Exercise task –
What is the number of lines containing "карактер"? Give only that number.

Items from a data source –
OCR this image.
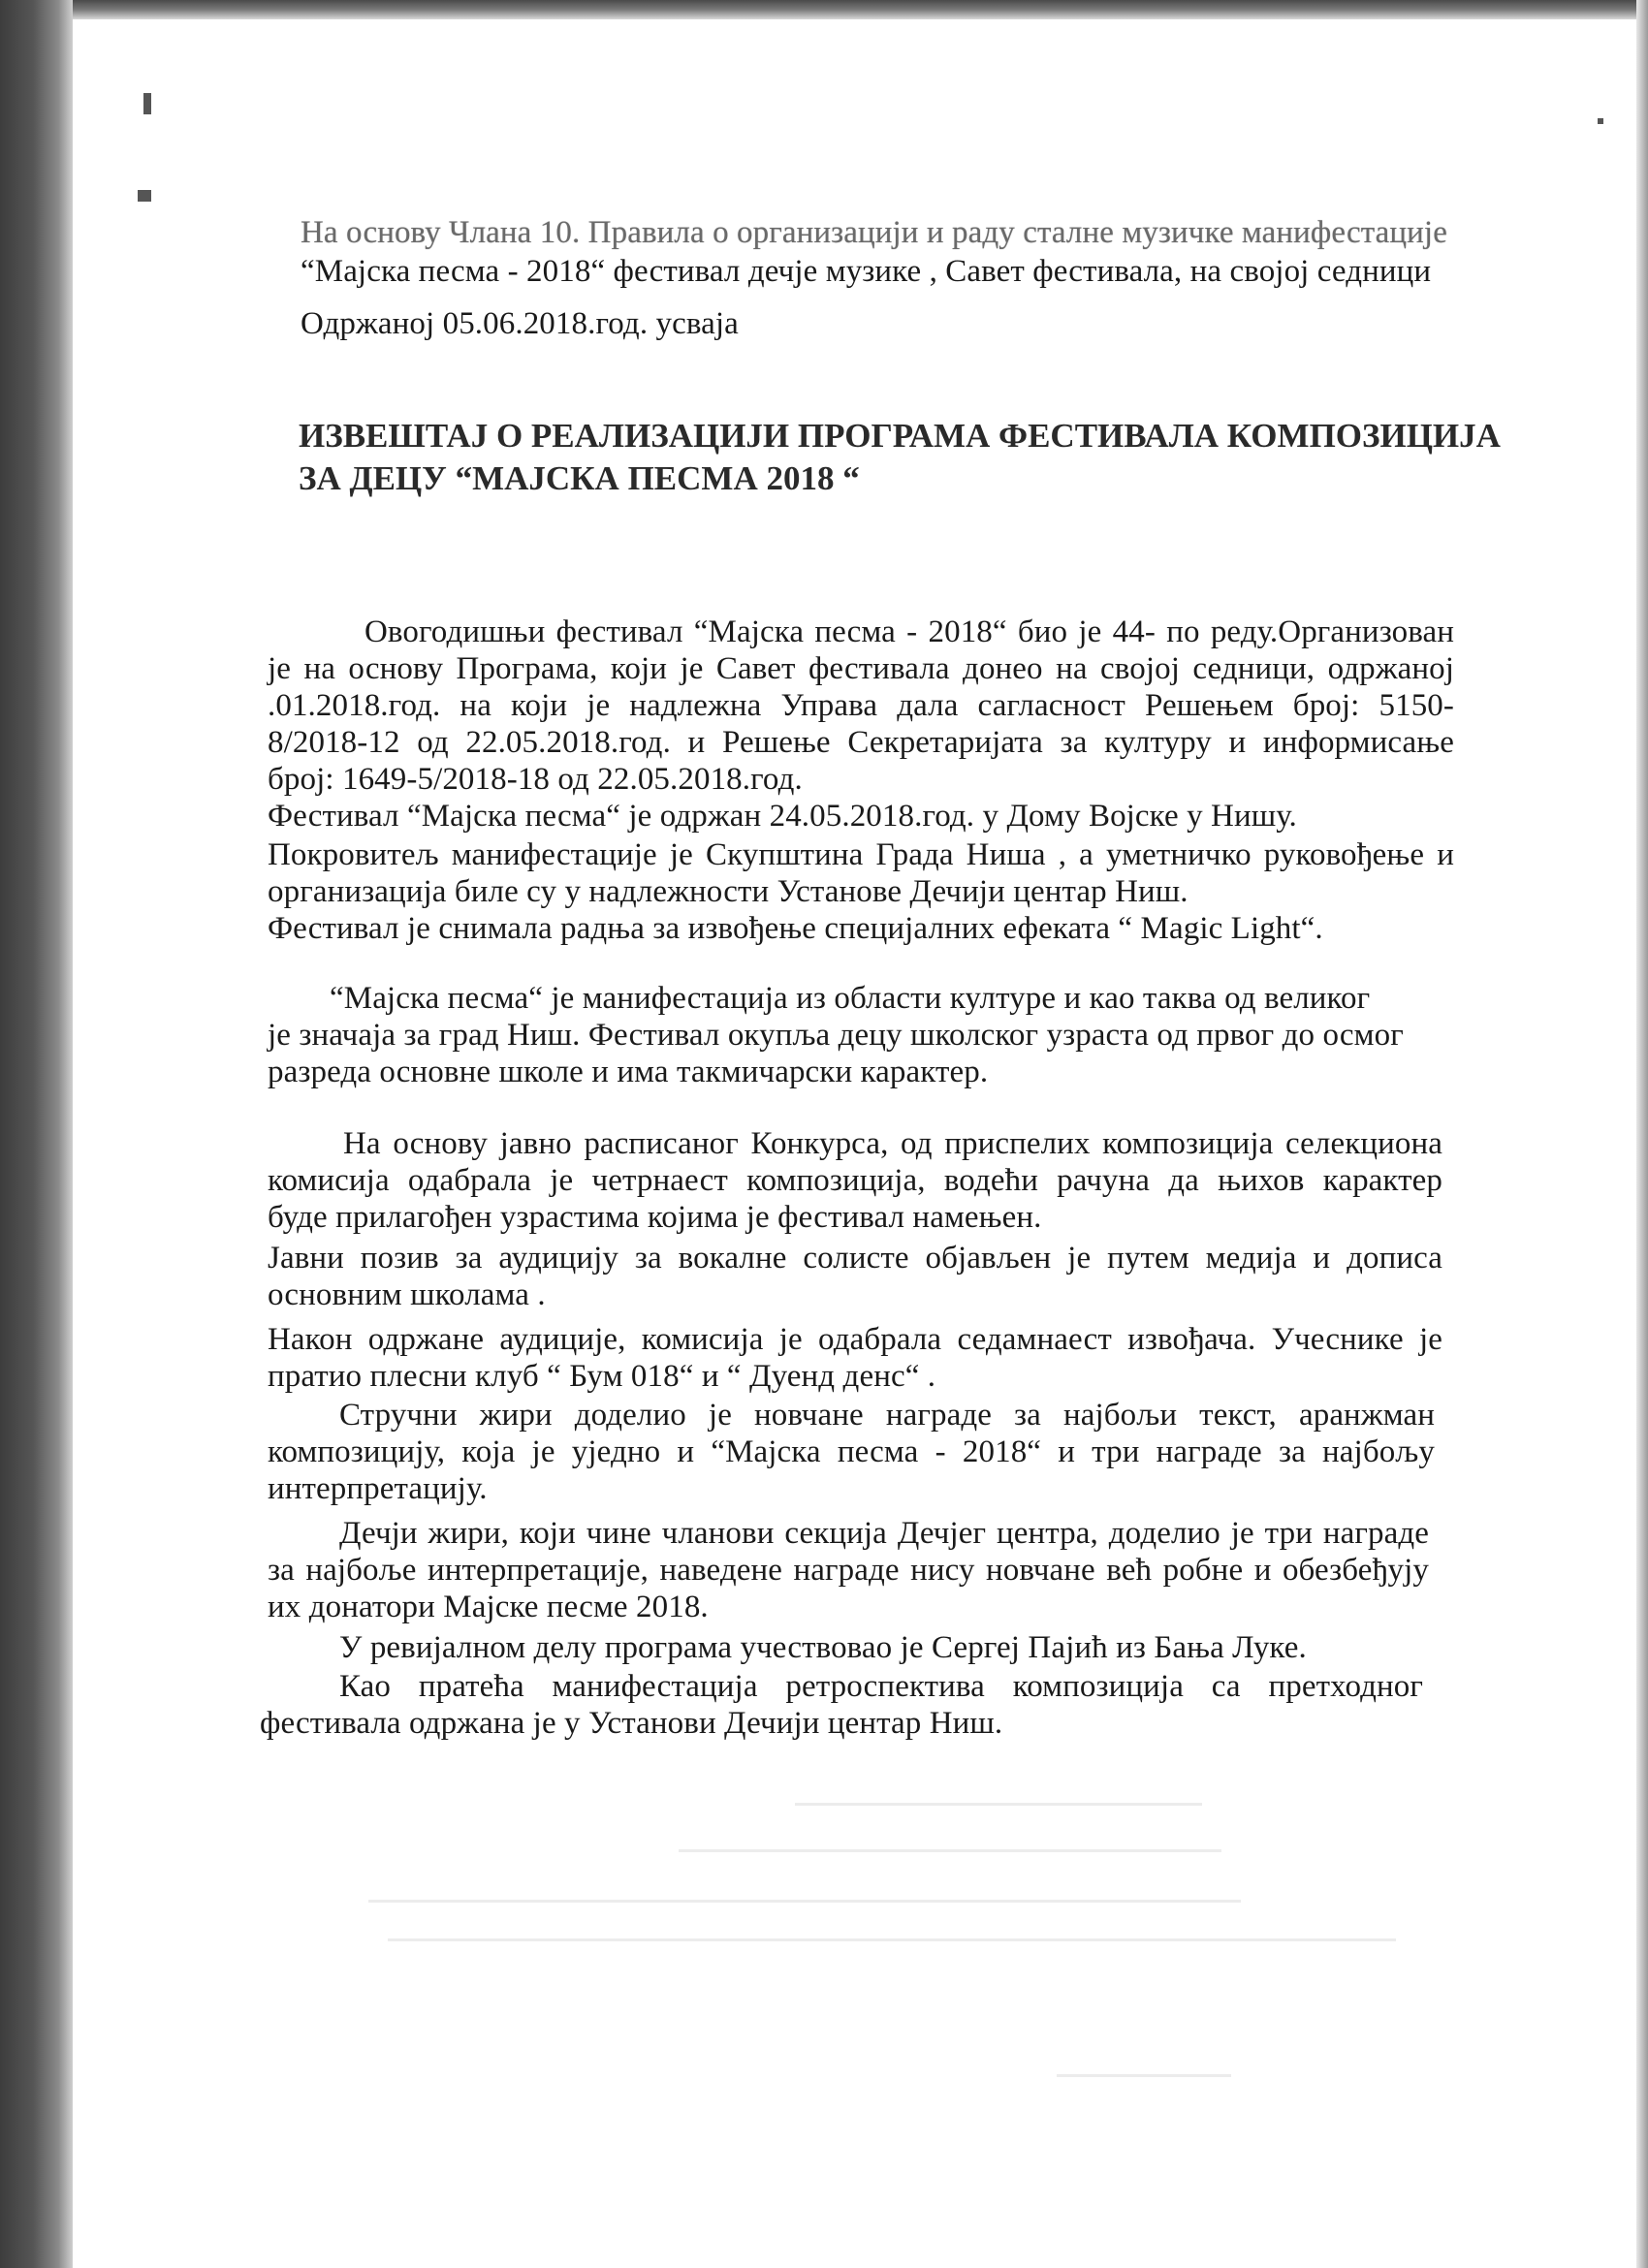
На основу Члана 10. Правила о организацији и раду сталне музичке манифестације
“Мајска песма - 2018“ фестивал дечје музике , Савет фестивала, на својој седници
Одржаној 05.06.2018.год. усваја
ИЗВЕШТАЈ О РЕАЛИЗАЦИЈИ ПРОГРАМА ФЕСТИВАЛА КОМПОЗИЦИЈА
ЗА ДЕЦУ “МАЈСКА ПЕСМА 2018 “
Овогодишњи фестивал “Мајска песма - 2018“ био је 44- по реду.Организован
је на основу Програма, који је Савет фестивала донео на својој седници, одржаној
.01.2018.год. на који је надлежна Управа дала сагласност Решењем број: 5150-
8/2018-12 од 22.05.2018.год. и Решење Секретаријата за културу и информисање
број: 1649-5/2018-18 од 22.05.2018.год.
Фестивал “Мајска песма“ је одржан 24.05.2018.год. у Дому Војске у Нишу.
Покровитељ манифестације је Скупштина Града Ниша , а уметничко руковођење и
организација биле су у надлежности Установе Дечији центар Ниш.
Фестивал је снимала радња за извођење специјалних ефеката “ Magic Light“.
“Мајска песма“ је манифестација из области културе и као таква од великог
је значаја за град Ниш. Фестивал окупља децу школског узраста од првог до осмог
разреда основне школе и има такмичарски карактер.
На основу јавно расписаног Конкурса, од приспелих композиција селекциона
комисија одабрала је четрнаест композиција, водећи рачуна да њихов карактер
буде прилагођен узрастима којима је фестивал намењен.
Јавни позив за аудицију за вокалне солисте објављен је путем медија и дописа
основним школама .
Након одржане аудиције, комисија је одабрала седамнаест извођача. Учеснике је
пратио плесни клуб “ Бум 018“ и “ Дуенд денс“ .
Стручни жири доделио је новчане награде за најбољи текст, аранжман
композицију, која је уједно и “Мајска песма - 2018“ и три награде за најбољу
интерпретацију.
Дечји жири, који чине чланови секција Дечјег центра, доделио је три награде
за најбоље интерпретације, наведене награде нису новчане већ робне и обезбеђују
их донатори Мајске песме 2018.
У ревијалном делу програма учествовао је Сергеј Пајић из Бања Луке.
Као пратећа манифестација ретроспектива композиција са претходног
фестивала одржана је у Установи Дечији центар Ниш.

Full output –
2